■ REQUIREMENTS ■
Could you write out the records below exactly as they appear, leaving out any pictures?

____

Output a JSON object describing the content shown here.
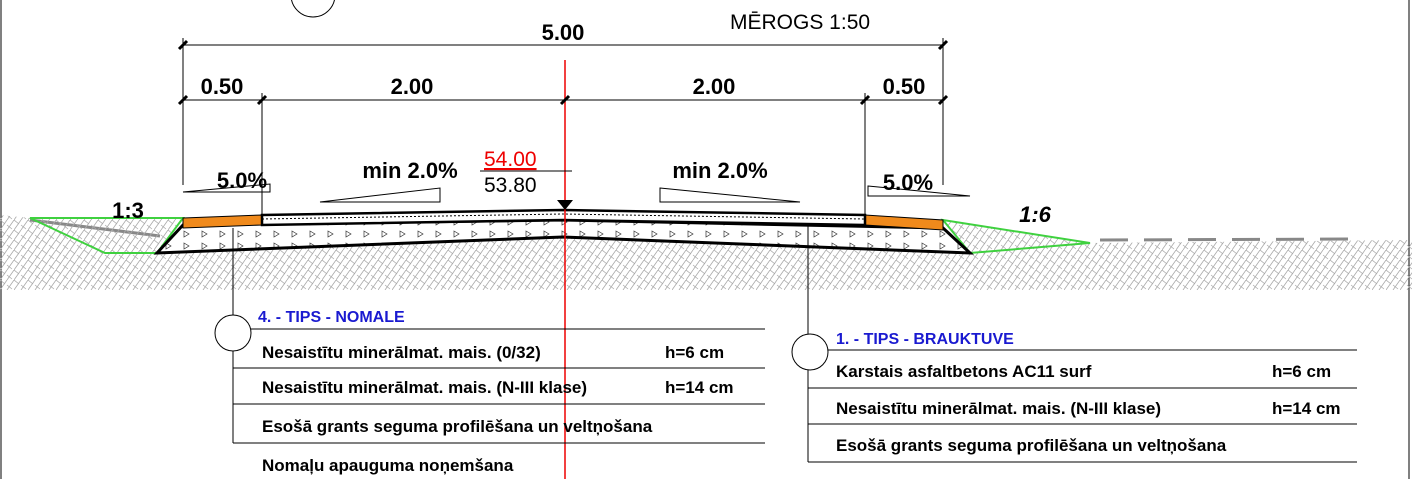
{
  "header": {
    "scale": "MĒROGS 1:50"
  },
  "dimensions": {
    "total": "5.00",
    "segments": [
      "0.50",
      "2.00",
      "2.00",
      "0.50"
    ]
  },
  "slopes": {
    "left_shoulder": "5.0%",
    "left_lane": "min 2.0%",
    "right_lane": "min 2.0%",
    "right_shoulder": "5.0%",
    "left_embankment": "1:3",
    "right_embankment": "1:6"
  },
  "elevation": {
    "design": "54.00",
    "existing": "53.80"
  },
  "legend_left": {
    "title": "4. - TIPS - NOMALE",
    "rows": [
      [
        "Nesaistītu minerālmat. mais. (0/32)",
        "h=6 cm"
      ],
      [
        "Nesaistītu minerālmat. mais. (N-III klase)",
        "h=14 cm"
      ],
      [
        "Esošā grants seguma profilēšana un veltņošana"
      ],
      [
        "Nomaļu apauguma noņemšana"
      ]
    ]
  },
  "legend_right": {
    "title": "1. - TIPS - BRAUKTUVE",
    "rows": [
      [
        "Karstais asfaltbetons AC11 surf",
        "h=6 cm"
      ],
      [
        "Nesaistītu minerālmat. mais. (N-III klase)",
        "h=14 cm"
      ],
      [
        "Esošā grants seguma profilēšana un veltņošana"
      ]
    ]
  }
}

____

■ RESPONSE TO THE TASK ■
Output a JSON object describing the content shown here.
{
  "header": {
    "scale": "MĒROGS 1:50"
  },
  "dimensions": {
    "total": "5.00",
    "segments": [
      "0.50",
      "2.00",
      "2.00",
      "0.50"
    ]
  },
  "slopes": {
    "left_shoulder": "5.0%",
    "left_lane": "min 2.0%",
    "right_lane": "min 2.0%",
    "right_shoulder": "5.0%",
    "left_embankment": "1:3",
    "right_embankment": "1:6"
  },
  "elevation": {
    "design": "54.00",
    "existing": "53.80"
  },
  "legend_left": {
    "title": "4. - TIPS - NOMALE",
    "rows": [
      [
        "Nesaistītu minerālmat. mais. (0/32)",
        "h=6 cm"
      ],
      [
        "Nesaistītu minerālmat. mais. (N-III klase)",
        "h=14 cm"
      ],
      [
        "Esošā grants seguma profilēšana un veltņošana"
      ],
      [
        "Nomaļu apauguma noņemšana"
      ]
    ]
  },
  "legend_right": {
    "title": "1. - TIPS - BRAUKTUVE",
    "rows": [
      [
        "Karstais asfaltbetons AC11 surf",
        "h=6 cm"
      ],
      [
        "Nesaistītu minerālmat. mais. (N-III klase)",
        "h=14 cm"
      ],
      [
        "Esošā grants seguma profilēšana un veltņošana"
      ]
    ]
  }
}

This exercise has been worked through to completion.